# START OF SELECTED EXCERPT

I actually just bought a new tupperdor. 10 bucks and I'd be willing to bet I could fit at least a hundred cigars of various sizes without a problem. Without a doubt, a well-built wooden humidor is a thing of beauty, but the tupperware serves my purposes just fine.


----------



## Richterscale

HWiebe said:


> Absolutely. All the accessories and rituals that go with the cigar hobby is really half of the appeal... otherwise we'd be smoking cigarettes.
> 
> I prefer a wood humidor for display and for the spanish cedar smell. But I could absolutely see using a coolerdore or tupperdore as a low maintenance long term solution for overstock or aging.


Most definitely.. I have 3 conventional Spanish cedar humis and a 120q cooler and a large locking tupperware that I keep for overrun and it's worked great in the past.


----------



## socalocmatt

I trust the packs. I know about how long it takes for the jars to regain humidity and about how long they will last in there. I am going to be making a short, flat, round, cedar container that will have beads in them. But that is another thing on my to-do list.



jimbo1 said:


> Matt, that is very cool, and looks great, one qustion-don't you need a hydro. for each one?or do you just trust the packs? great pics, thanks


----------



## Rune

I bought a new tupperware can who is 100% airtight. If the seal are tight.

When you buy a new tupperdor do u wash it with something before you use it?


----------



## socalocmatt

I don't know if you need to or not but I just use hot water and soap. I figure people have been handling it and they use some chemicals to release plastics from their molds. Giving it a bath can't hurt.


----------



## quincy627

I guess I look at it like both will get the job done. I would rather have one of my finely crafted humis out for everyone to enjoy rather than a piece of plastic. Don't get me wrong, like I said they both get the job done. Just a preference.


----------



## Rune

socalocmatt said:


> I don't know if you need to or not but I just use hot water and soap. I figure people have been handling it and they use some chemicals to release plastics from their molds. Giving it a bath can't hurt.

# END OF SELECTED EXCERPT
# START OF RAW DATA

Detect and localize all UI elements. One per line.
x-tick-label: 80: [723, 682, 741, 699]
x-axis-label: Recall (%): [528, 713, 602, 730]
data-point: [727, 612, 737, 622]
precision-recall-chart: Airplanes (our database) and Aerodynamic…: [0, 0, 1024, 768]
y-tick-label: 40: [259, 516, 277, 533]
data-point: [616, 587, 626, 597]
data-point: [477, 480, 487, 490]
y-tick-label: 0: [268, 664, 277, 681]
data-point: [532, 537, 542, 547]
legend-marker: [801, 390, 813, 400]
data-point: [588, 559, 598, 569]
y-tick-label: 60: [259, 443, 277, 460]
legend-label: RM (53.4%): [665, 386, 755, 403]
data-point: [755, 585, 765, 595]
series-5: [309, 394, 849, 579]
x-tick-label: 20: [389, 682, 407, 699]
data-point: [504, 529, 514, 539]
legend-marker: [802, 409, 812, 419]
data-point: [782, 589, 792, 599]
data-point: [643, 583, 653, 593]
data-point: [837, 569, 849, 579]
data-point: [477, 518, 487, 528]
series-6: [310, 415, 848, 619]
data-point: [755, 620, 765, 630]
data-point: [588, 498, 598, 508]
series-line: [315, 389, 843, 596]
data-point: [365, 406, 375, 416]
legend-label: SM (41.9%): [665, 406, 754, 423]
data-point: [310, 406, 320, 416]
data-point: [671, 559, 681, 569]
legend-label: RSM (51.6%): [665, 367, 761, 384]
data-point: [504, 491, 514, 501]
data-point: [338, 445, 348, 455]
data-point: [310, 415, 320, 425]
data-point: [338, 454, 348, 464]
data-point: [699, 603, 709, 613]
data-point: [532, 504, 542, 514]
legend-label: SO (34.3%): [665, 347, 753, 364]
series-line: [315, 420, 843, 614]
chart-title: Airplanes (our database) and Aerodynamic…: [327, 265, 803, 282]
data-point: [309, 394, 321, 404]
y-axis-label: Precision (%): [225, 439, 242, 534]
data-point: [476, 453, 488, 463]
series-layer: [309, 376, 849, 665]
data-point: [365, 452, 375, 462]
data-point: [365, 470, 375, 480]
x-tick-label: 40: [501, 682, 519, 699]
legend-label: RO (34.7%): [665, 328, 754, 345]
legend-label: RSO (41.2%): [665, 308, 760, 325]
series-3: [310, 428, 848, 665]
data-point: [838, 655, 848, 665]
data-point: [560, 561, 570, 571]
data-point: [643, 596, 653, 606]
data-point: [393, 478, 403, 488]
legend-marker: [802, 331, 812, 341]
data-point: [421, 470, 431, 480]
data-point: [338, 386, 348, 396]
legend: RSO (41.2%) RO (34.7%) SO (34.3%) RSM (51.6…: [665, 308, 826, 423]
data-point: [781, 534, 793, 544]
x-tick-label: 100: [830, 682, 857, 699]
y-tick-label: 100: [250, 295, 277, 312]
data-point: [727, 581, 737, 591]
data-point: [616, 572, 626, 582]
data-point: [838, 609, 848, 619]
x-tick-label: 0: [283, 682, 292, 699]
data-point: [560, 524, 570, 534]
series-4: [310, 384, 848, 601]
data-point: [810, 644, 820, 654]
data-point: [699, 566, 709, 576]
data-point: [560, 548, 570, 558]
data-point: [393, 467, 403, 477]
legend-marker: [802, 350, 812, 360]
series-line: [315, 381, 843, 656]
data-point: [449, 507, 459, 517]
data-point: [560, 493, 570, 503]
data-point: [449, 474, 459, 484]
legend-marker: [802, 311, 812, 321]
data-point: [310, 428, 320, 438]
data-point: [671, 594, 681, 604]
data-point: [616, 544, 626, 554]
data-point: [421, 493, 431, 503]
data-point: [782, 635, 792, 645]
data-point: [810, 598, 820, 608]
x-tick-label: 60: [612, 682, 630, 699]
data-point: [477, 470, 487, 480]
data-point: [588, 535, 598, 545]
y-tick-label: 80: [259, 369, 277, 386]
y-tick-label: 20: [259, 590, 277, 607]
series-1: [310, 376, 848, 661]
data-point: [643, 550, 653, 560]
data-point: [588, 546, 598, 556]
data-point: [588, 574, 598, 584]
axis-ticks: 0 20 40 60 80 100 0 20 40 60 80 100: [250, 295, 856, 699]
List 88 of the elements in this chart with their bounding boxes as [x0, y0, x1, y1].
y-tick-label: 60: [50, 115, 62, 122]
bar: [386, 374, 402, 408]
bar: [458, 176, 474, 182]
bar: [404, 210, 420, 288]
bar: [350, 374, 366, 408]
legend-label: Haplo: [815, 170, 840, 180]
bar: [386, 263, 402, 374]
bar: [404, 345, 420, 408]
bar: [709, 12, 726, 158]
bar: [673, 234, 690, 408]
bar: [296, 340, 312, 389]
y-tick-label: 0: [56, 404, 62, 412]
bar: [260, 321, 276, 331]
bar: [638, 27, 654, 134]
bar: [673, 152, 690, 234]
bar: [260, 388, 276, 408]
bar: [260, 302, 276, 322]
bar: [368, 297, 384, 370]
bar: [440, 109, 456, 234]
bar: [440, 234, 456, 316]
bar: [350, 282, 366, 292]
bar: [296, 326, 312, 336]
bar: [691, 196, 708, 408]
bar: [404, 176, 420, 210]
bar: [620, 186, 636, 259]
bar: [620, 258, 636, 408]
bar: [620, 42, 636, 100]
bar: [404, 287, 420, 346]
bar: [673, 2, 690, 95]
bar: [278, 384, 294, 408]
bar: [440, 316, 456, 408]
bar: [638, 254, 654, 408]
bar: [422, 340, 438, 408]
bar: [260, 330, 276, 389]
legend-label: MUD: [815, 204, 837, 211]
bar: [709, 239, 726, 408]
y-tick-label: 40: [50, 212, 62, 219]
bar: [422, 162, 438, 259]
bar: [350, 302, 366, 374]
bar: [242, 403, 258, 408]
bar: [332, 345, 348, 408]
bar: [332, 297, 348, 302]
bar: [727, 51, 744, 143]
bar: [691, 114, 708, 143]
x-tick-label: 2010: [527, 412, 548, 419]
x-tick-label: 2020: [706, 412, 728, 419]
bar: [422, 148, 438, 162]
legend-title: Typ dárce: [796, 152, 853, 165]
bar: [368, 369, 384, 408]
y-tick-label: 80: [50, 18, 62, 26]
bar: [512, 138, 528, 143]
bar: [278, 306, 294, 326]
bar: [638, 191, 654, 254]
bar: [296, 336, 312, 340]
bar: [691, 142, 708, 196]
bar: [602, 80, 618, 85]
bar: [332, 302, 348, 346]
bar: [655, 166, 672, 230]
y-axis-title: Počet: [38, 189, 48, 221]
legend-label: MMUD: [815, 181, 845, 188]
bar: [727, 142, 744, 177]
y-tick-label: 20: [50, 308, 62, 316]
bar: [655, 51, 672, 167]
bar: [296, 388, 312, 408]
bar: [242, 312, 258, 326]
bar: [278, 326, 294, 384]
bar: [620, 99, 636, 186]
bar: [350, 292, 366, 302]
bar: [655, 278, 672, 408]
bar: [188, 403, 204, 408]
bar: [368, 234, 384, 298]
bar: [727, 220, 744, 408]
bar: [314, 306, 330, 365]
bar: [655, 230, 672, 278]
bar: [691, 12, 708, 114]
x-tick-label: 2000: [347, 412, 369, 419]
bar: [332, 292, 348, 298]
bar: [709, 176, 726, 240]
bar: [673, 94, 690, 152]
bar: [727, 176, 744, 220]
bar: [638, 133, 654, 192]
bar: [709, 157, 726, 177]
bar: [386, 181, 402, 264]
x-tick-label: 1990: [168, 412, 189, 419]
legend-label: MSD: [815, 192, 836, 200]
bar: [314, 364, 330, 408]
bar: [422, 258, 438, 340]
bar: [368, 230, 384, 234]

# END OF RAW DATA

YOUR TASKS:
1. According to the forum thread about tupperdors, how much did the first poster pay for the new tupperdor?
2. Extract the lines of the listing from its first line through the line holding "series-5: [309, 394, 849, 579]", both included.

ANSWERS TO THE EXERCISE:
1. 10 bucks.

2.
Detect and localize all UI elements. One per line.
x-tick-label: 80: [723, 682, 741, 699]
x-axis-label: Recall (%): [528, 713, 602, 730]
data-point: [727, 612, 737, 622]
precision-recall-chart: Airplanes (our database) and Aerodynamic…: [0, 0, 1024, 768]
y-tick-label: 40: [259, 516, 277, 533]
data-point: [616, 587, 626, 597]
data-point: [477, 480, 487, 490]
y-tick-label: 0: [268, 664, 277, 681]
data-point: [532, 537, 542, 547]
legend-marker: [801, 390, 813, 400]
data-point: [588, 559, 598, 569]
y-tick-label: 60: [259, 443, 277, 460]
legend-label: RM (53.4%): [665, 386, 755, 403]
data-point: [755, 585, 765, 595]
series-5: [309, 394, 849, 579]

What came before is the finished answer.